Passage given:
## Begin

Site note: when doing slalom it feels like the motor is still pushing to that direction which kills the feeling of the car; instead of feeling suspension/tyres there's always this faulty "feeling of loose driveshaft"...
Can't believe how this is acceptable... Anyone else experiencing similiar or is it just me?
Thanks.
Comments
From these videos I can see that there is a lot of flex in your cockpit. Are you sure this lack of detail in the FFB is not due to this?
+1. And those noises coming from the CSL Elite are normal I would say. I had the same noises, when I had one for several weeks.
It's hardmounted to a Wheelstand Pro which itself makes "squeaky sound" when moved, but otherwise it's very rigid and quiet with very mimal flex... (At least not noisy flex)
There's literally that much activity inside the base that it looks poorly attatched, yet i can barely feel the detail: the wheel rim stays still.
Doesn't matter wheter it's The Karussel or weaker rumble strips; there is a feeling of disconnection and it's present even with very low FFB values on higher FEI -values. The motor just fights itself left and right, making noises varying from mild "buzzing" to loud "snaps".
P.S I know exactly how strong and reactive it should be. And how detailed AC's FFB is, but currently i can feel just a remants of it - It's just noise.
P.S.S On FEI value >50 it's strength varies regarding to game's (AC) FFB details: e.g cobblestone sector, bumpy roads (old Silverstone), tire flatspots etc... All of it causes more blurry disconnected rumbling inside the base.
Can you elaborate where exactly do you see flexing? In the end of the first video, i crash into the wall without any flex from the rig... I mean if you line it up with the TV screen, there's absolutely no flex... But there's the snap i already mentioned!
How is this a "+1 or thumps up", i don't understand... In your case which caused the noise, was it your rig or the the wheelbase?
Don't you have the DD at the moment, right? Why did you use it for few weeks only, what made you move forward so quickly? When did you buy it, or was it PS4 compatible?
Thanks.
At the beginning of the second video (because it is best seen) and even when you crash the wheel base vibrates quite strongly which should be transmitted to the steering wheel, but is not because it is dampened by the flex of your Wheelstand Pro.
I guarantee you that if you attach the wheel base to something much more solid you will feel a lot more detail in the FFB.
Hi Jul, +1 just means I agree with what Hristo wrote. The noises coming from the Wheelbase are normal. I switched to a CSW V2.5 because of the noises.

## End

Prompt 1: Copy out the rows word for word, beginning at the line that has "350, 475, 356]" and stopping after the line that has "238, 531, 245]".
The rows that come next are unrelated to the forum thread above.

Data supplied:
## Begin

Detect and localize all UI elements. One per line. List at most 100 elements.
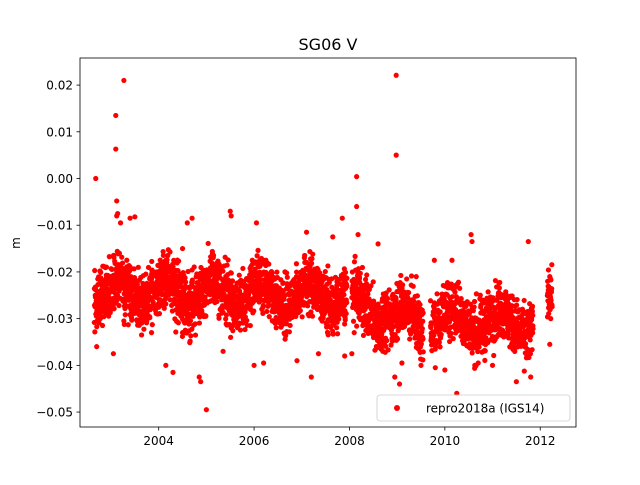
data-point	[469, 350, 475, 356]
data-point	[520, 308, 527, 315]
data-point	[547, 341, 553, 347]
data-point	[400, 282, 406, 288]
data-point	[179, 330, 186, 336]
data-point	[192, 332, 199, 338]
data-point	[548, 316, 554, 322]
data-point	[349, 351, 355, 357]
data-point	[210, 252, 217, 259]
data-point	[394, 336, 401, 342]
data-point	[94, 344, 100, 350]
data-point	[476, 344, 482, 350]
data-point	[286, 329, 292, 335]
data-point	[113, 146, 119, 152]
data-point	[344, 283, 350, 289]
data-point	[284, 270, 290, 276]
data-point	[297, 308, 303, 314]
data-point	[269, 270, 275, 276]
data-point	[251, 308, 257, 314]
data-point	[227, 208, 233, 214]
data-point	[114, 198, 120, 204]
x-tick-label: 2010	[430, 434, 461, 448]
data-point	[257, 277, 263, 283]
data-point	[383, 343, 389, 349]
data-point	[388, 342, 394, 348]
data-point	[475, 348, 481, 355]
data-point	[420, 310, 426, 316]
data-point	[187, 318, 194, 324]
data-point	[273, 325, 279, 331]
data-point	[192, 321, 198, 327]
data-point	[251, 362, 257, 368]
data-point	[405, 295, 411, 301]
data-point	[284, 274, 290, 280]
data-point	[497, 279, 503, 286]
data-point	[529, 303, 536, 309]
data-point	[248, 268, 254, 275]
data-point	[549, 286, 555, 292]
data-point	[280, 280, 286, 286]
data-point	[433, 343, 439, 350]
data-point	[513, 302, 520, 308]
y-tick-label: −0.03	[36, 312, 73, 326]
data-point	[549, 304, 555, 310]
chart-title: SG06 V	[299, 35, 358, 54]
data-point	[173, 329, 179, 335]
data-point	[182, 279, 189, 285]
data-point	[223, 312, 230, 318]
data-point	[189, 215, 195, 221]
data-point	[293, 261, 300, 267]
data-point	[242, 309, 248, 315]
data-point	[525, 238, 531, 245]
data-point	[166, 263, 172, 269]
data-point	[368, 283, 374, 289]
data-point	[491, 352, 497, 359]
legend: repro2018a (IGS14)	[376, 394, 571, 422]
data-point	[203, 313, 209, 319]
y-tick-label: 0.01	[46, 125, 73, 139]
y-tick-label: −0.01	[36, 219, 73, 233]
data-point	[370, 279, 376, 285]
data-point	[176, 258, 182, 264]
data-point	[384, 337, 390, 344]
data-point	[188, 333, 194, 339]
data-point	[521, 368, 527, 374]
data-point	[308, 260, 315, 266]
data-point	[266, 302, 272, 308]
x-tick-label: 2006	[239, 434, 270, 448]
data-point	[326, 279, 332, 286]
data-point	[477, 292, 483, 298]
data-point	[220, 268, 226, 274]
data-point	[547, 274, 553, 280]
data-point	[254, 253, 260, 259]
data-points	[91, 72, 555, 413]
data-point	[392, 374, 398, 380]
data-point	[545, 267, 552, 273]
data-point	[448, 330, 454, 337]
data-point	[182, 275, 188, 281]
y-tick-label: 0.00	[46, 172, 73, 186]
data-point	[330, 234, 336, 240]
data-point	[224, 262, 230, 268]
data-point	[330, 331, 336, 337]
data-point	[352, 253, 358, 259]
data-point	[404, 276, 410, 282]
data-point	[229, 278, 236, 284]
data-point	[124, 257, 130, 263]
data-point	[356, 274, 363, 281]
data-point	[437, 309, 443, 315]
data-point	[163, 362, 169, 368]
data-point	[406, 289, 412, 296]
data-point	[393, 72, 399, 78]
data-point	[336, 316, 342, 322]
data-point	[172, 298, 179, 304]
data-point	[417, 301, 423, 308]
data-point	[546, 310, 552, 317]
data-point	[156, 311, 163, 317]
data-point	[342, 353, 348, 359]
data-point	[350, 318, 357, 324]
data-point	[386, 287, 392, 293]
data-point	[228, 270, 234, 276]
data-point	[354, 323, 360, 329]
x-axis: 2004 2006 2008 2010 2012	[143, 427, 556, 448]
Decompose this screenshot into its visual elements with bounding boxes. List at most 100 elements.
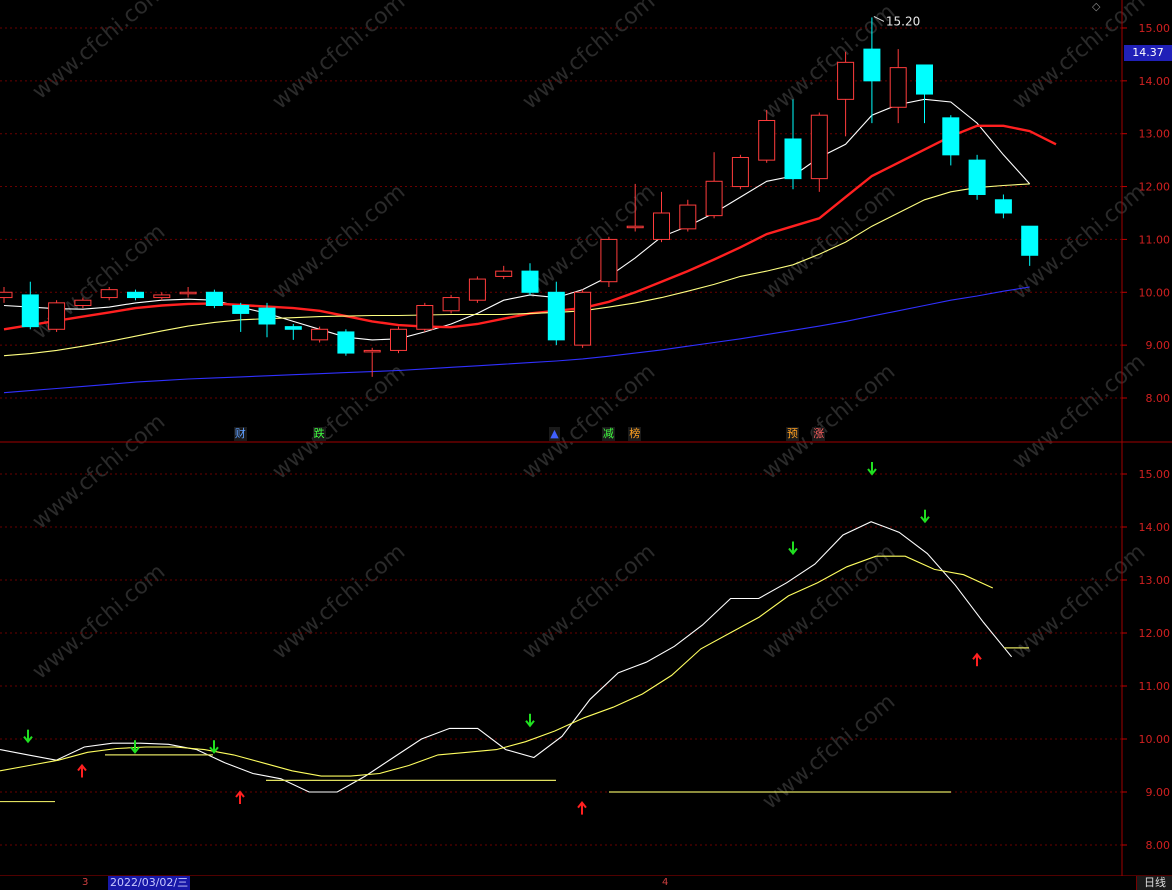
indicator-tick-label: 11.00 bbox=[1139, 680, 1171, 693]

## End

Prompt 2: In the forum thread, which wheel base did the commenter who found the CSL Elite noisy switch to?

Exercise solution 1:
data-point	[469, 350, 475, 356]
data-point	[520, 308, 527, 315]
data-point	[547, 341, 553, 347]
data-point	[400, 282, 406, 288]
data-point	[179, 330, 186, 336]
data-point	[192, 332, 199, 338]
data-point	[548, 316, 554, 322]
data-point	[349, 351, 355, 357]
data-point	[210, 252, 217, 259]
data-point	[394, 336, 401, 342]
data-point	[94, 344, 100, 350]
data-point	[476, 344, 482, 350]
data-point	[286, 329, 292, 335]
data-point	[113, 146, 119, 152]
data-point	[344, 283, 350, 289]
data-point	[284, 270, 290, 276]
data-point	[297, 308, 303, 314]
data-point	[269, 270, 275, 276]
data-point	[251, 308, 257, 314]
data-point	[227, 208, 233, 214]
data-point	[114, 198, 120, 204]
x-tick-label: 2010	[430, 434, 461, 448]
data-point	[257, 277, 263, 283]
data-point	[383, 343, 389, 349]
data-point	[388, 342, 394, 348]
data-point	[475, 348, 481, 355]
data-point	[420, 310, 426, 316]
data-point	[187, 318, 194, 324]
data-point	[273, 325, 279, 331]
data-point	[192, 321, 198, 327]
data-point	[251, 362, 257, 368]
data-point	[405, 295, 411, 301]
data-point	[284, 274, 290, 280]
data-point	[497, 279, 503, 286]
data-point	[529, 303, 536, 309]
data-point	[248, 268, 254, 275]
data-point	[549, 286, 555, 292]
data-point	[280, 280, 286, 286]
data-point	[433, 343, 439, 350]
data-point	[513, 302, 520, 308]
y-tick-label: −0.03	[36, 312, 73, 326]
data-point	[549, 304, 555, 310]
chart-title: SG06 V	[299, 35, 358, 54]
data-point	[173, 329, 179, 335]
data-point	[182, 279, 189, 285]
data-point	[223, 312, 230, 318]
data-point	[189, 215, 195, 221]
data-point	[293, 261, 300, 267]
data-point	[242, 309, 248, 315]
data-point	[525, 238, 531, 245]

Exercise solution 2: A CSW V2.5.